Your instructions |
Leave out the pictures and restate the rest of the data exactly.

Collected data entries
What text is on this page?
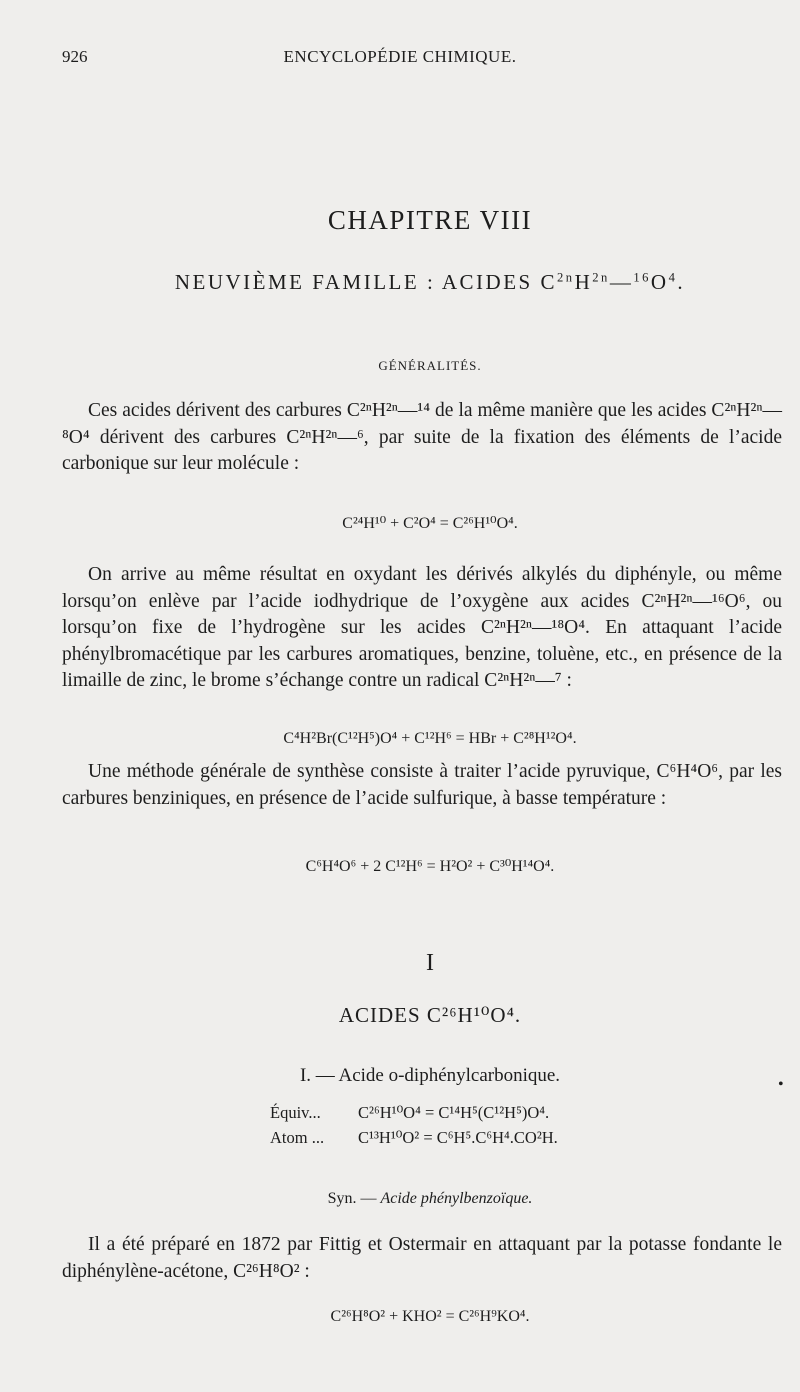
ENCYCLOPÉDIE CHIMIQUE.
926
CHAPITRE VIII
NEUVIÈME FAMILLE : ACIDES $C^{2n}H^{2n}—^{16}O^4$.
GÉNÉRALITÉS.
Ces acides dérivent des carbures C²ⁿH²ⁿ—¹⁴ de la même manière que les acides C²ⁿH²ⁿ—⁸O⁴ dérivent des carbures C²ⁿH²ⁿ—⁶, par suite de la fixation des éléments de l’acide carbonique sur leur molécule :
C²⁴H¹⁰ + C²O⁴ = C²⁶H¹⁰O⁴.
On arrive au même résultat en oxydant les dérivés alkylés du diphényle, ou même lorsqu’on enlève par l’acide iodhydrique de l’oxygène aux acides C²ⁿH²ⁿ—¹⁶O⁶, ou lorsqu’on fixe de l’hydrogène sur les acides C²ⁿH²ⁿ—¹⁸O⁴. En attaquant l’acide phénylbromacétique par les carbures aromatiques, benzine, toluène, etc., en présence de la limaille de zinc, le brome s’échange contre un radical C²ⁿH²ⁿ—⁷ :
C⁴H²Br(C¹²H⁵)O⁴ + C¹²H⁶ = HBr + C²⁸H¹²O⁴.
Une méthode générale de synthèse consiste à traiter l’acide pyruvique, C⁶H⁴O⁶, par les carbures benziniques, en présence de l’acide sulfurique, à basse température :
C⁶H⁴O⁶ + 2 C¹²H⁶ = H²O² + C³⁰H¹⁴O⁴.
I
ACIDES C²⁶H¹⁰O⁴.
I. — Acide o-diphénylcarbonique.	•
Équiv... C²⁶H¹⁰O⁴ = C¹⁴H⁵(C¹²H⁵)O⁴.
Atom ... C¹³H¹⁰O² = C⁶H⁵.C⁶H⁴.CO²H.
Syn. — Acide phénylbenzoïque.
Il a été préparé en 1872 par Fittig et Ostermair en attaquant par la potasse fondante le diphénylène-acétone, C²⁶H⁸O² :
C²⁶H⁸O² + KHO² = C²⁶H⁹KO⁴.
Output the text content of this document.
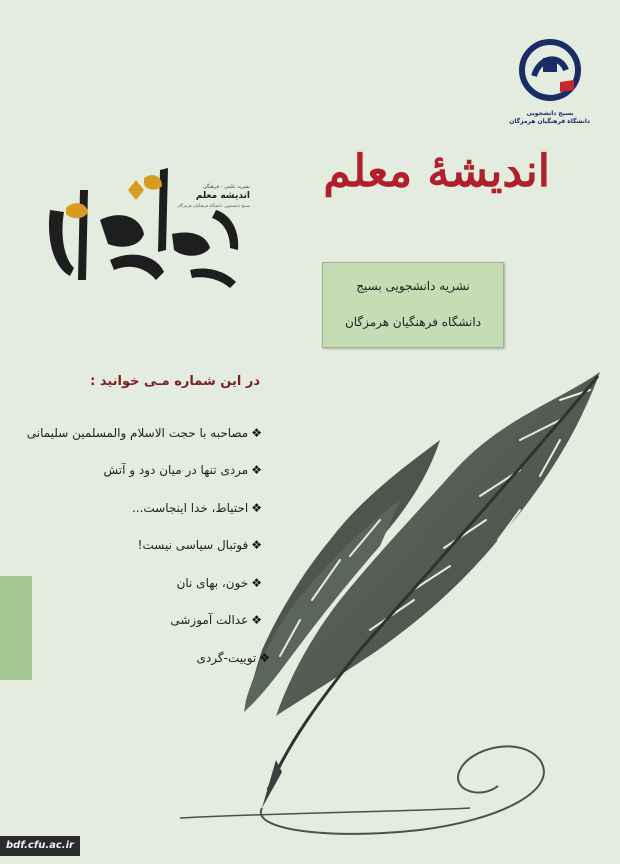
بسیج دانشجویی
دانشگاه فرهنگیان هرمزگان
اندیشهٔ معلم
نشریه علمی - فرهنگی
اندیشه معلم
بسیج دانشجویی دانشگاه فرهنگیان هرمزگان
نشریه دانشجویی بسیج
دانشگاه فرهنگیان هرمزگان
در این شماره مـی خوانید :
❖مصاحبه با حجت الاسلام والمسلمین سلیمانی
❖مردی تنها در میان دود و آتش
❖احتیاط، خدا اینجاست...
❖فوتبال سیاسی نیست!
❖خون، بهای نان
❖عدالت آموزشی
❖توییت-گردی
bdf.cfu.ac.ir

Final result |
What text is on this page?
ENCYCLOPÉDIE CHIMIQUE.
926
CHAPITRE VIII
NEUVIÈME FAMILLE : ACIDES $C^{2n}H^{2n}—^{16}O^4$.
GÉNÉRALITÉS.
Ces acides dérivent des carbures C²ⁿH²ⁿ—¹⁴ de la même manière que les acides C²ⁿH²ⁿ—⁸O⁴ dérivent des carbures C²ⁿH²ⁿ—⁶, par suite de la fixation des éléments de l’acide carbonique sur leur molécule :
C²⁴H¹⁰ + C²O⁴ = C²⁶H¹⁰O⁴.
On arrive au même résultat en oxydant les dérivés alkylés du diphényle, ou même lorsqu’on enlève par l’acide iodhydrique de l’oxygène aux acides C²ⁿH²ⁿ—¹⁶O⁶, ou lorsqu’on fixe de l’hydrogène sur les acides C²ⁿH²ⁿ—¹⁸O⁴. En attaquant l’acide phénylbromacétique par les carbures aromatiques, benzine, toluène, etc., en présence de la limaille de zinc, le brome s’échange contre un radical C²ⁿH²ⁿ—⁷ :
C⁴H²Br(C¹²H⁵)O⁴ + C¹²H⁶ = HBr + C²⁸H¹²O⁴.
Une méthode générale de synthèse consiste à traiter l’acide pyruvique, C⁶H⁴O⁶, par les carbures benziniques, en présence de l’acide sulfurique, à basse température :
C⁶H⁴O⁶ + 2 C¹²H⁶ = H²O² + C³⁰H¹⁴O⁴.
I
ACIDES C²⁶H¹⁰O⁴.
I. — Acide o-diphénylcarbonique.	•
Équiv... C²⁶H¹⁰O⁴ = C¹⁴H⁵(C¹²H⁵)O⁴.
Atom ... C¹³H¹⁰O² = C⁶H⁵.C⁶H⁴.CO²H.
Syn. — Acide phénylbenzoïque.
Il a été préparé en 1872 par Fittig et Ostermair en attaquant par la potasse fondante le diphénylène-acétone, C²⁶H⁸O² :
C²⁶H⁸O² + KHO² = C²⁶H⁹KO⁴.
Output the text content of this document.
بسیج دانشجویی
دانشگاه فرهنگیان هرمزگان
اندیشهٔ معلم
نشریه علمی - فرهنگی
اندیشه معلم
بسیج دانشجویی دانشگاه فرهنگیان هرمزگان
نشریه دانشجویی بسیج
دانشگاه فرهنگیان هرمزگان
در این شماره مـی خوانید :
❖مصاحبه با حجت الاسلام والمسلمین سلیمانی
❖مردی تنها در میان دود و آتش
❖احتیاط، خدا اینجاست...
❖فوتبال سیاسی نیست!
❖خون، بهای نان
❖عدالت آموزشی
❖توییت-گردی
bdf.cfu.ac.ir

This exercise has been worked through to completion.